Requisitos do exercício:
Escreva a continuação do texto sobre a natureza jurídica do Memorando de Entendimento da Troika, começando logo a seguir à última frase apresentada.

Texto de leitura:
2.1. A natureza jurídica do
Memorando de Entendimento da Troika
Como nota prévia,
saliente-se o facto de o Governo ao decidir recorrer ao pedido de ajuda externa
ter sido um acto discricionário[8]
(neste caso de acção). No entanto, tendo-a solicitado, comprometeu-se a tomar
certas medidas, que foram reduzidas a escrito no referido Memorando de
Entendimento.
Deste modo, perceber
a natureza deste instrumento é essencial para compreender qual o grau de
vinculação do Estado português a essas medidas. É importante salientar que esta
questão ainda não foi tratada nem na doutrina nem na jurisprudência[9],
pelo que temos sérias dúvidas em relação à sua natureza jurídica.
Afiguram-se-nos as seguintes hipóteses:
i.
Ter
natureza de acto administrativo;
ii.
Ter
natureza de acto jurídico da União Europeia;
iii.
Ter
natureza de convenção internacional;
iv.
Ter
natureza de recomendação.
Na medida em que o
Memorando de Entendimento foi assinado pelo Governo, este poderia assumir a
natureza de acto administrativo (i).
Quanto à noção de acto administrativo, há que notar que esta não é consensual.
Há, no entanto, um ponto que é unânime: o acto administrativo é unilateral.
Deste modo, como explica Freitas do
Amaral, “ficam de fora todos os
actos bilaterais da Administração e, nomeadamente, todos os contratos por ela
celebrados, sejam ou não contratos administrativos” [10].
Assim, o Memorando de Entendimento, por ser multilateral, não pode ser um acto
administrativo. Não devemos, no entanto, excluir a sua relevância como forma de
actividade administrativa, como veremos adiante.
Quanto à hipótese de
o Memorando de Entendimento ser um acto
jurídico da União Europeia (ii), nos termos do art. 288.º do Tratado de
Funcionamento da União Europeia, é claro, que pelas suas características se
pode afastar liminarmente a sua qualificação como regulamento[11]
ou directiva[12],
restando assim, analisar a sua qualificação como decisão ou recomendação.
Deixaremos para o final a recomendação, visto que o que será dito, vale para
qualquer tipo de acto com cariz recomendatório, seja ele comunitário ou
internacional. Assim, quanto à decisão, Fausto
de Quadros aproxima-a do acto administrativo definitivo, sendo “um acto individual e concreto” que “pode ter como destinatários os
Estados-Membros[13].
Tem, no entanto, o mesmo problema que o acto administrativo, é um acto
unilateral. Assim, o Memorando de Entendimento não pode ser uma decisão comunitária
(embora para ser celebrado, tenham obviamente existido decisões comunitárias
nesse sentido, como já referimos).

Registos de dados:
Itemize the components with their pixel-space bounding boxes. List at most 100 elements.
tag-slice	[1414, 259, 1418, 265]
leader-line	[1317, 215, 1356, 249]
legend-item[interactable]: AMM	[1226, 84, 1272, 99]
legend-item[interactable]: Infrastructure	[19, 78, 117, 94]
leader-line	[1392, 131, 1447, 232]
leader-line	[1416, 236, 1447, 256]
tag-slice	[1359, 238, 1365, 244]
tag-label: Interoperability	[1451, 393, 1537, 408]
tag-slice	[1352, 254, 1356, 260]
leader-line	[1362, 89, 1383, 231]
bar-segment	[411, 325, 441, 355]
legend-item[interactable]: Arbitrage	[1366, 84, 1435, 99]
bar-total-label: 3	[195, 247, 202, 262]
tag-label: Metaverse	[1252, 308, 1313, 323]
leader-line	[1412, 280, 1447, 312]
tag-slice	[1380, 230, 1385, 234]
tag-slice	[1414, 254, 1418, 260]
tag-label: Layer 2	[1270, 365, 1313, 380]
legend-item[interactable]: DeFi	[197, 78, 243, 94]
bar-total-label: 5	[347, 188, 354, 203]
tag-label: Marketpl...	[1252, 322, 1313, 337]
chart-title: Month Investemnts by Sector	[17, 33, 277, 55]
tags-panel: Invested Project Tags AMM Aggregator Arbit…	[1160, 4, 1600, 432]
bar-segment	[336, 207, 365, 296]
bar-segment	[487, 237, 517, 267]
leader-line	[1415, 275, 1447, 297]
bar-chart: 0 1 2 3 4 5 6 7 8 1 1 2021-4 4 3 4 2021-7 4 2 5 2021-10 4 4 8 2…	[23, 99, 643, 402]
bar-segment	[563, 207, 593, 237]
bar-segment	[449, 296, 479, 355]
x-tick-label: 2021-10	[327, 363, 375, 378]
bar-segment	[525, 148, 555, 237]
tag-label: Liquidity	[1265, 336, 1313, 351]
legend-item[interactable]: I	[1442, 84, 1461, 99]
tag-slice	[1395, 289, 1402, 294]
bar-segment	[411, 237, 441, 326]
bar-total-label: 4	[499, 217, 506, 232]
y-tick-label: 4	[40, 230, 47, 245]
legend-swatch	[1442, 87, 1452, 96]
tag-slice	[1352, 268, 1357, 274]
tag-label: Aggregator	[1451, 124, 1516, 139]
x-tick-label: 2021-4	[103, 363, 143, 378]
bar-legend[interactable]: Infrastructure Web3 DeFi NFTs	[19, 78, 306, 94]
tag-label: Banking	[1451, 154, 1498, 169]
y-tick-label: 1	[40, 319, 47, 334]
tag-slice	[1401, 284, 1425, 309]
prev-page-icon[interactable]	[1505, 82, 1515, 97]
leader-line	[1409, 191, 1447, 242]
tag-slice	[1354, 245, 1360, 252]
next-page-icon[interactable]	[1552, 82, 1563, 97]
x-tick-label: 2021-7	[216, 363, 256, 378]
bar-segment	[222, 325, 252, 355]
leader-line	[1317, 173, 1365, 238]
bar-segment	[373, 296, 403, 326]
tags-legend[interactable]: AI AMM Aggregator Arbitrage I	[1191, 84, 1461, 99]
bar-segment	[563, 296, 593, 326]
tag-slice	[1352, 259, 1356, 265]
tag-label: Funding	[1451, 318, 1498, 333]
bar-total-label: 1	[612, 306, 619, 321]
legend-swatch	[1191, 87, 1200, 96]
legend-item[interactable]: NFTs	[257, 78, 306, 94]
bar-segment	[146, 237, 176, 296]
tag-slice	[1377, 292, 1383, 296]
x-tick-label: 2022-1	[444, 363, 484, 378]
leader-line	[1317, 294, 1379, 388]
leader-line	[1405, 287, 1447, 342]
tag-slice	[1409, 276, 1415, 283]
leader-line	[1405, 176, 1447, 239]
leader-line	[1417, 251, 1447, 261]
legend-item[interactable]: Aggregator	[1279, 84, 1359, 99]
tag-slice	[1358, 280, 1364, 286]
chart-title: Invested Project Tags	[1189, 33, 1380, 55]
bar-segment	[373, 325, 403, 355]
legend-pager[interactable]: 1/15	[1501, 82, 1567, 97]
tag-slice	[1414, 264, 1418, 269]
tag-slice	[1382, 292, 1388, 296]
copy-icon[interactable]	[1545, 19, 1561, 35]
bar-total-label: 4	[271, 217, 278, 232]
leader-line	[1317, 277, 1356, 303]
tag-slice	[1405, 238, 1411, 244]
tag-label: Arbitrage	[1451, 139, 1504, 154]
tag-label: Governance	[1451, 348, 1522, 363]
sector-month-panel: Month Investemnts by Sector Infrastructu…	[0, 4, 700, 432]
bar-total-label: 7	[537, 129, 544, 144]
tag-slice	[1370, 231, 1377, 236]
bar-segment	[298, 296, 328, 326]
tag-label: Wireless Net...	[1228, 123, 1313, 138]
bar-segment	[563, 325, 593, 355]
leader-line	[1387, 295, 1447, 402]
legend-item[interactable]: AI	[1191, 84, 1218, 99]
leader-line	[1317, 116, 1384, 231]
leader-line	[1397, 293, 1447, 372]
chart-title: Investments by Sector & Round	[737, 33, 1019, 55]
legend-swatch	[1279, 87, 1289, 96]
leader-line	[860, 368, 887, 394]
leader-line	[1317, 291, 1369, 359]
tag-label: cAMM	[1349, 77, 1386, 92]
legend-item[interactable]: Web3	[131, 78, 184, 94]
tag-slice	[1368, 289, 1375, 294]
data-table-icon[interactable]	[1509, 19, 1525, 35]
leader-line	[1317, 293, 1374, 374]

Resposta à tarefa:
Sendo então um acto
bilateral em que as outras partes são entidades internacionais, devemos
procurar saber se terá natureza de convenção
internacional (iii). Uma convenção internacional é, nas palavras de Jorge Miranda, “um acordo de vontades entre sujeitos de Direito Internacional
constitutivo de direitos e deveres ou de outros efeitos nas relações entre
eles”[14],
podendo ser normativa ou não normativa. O Memorando de Entendimento é, sem
dúvida, um acordo de vontades, constitui efeitos entre as partes, e é celebrado
entre sujeitos de Direito Internacional. Assim, preenche o conceito de
convenção internacional. Importa no entanto recordar que o Direito
Constitucional português não aceita a figura dos acordos em forma
ultra-simplificada, pelo que o Estado Português só fica internamente vinculado
após a ratificação, art. 135.º, al. b) Constituição de República Portuguesa –
no caso dos tratados – ou após a aprovação, art. 134.º, al. b) Constituição de
República Portuguesa – no caso dos acordos sob a forma simplificada -, de
acordo com o disposto no art. 8.º, n.º 2, Constituição de República Portuguesa[15].
Neste caso, o
Conselho de Ministros português aprovou no dia 5 de Maio de 2011 a Resolução
n.º 8/2011, pela qual o Governo delegava no Ministro de Estado e das Finanças a
competência para, em representação da República Portuguesa, outorgar os
instrumentos necessários à concretização do Programa de Ajustamento Económico e
Financeiro a Portugal[16],
sendo que estes instrumentos foram, de facto, assinados no dia 17 de Maio. Esta
Resolução refere ainda que o Conselho de Ministros considerou que, tendo sido
finalizadas as negociações, já haveria condições para aprovar as duas propostas
de memorandos e as duas propostas de contratos de financiamento atrás referidos
(v. n.º 1, al. a) da Resolução).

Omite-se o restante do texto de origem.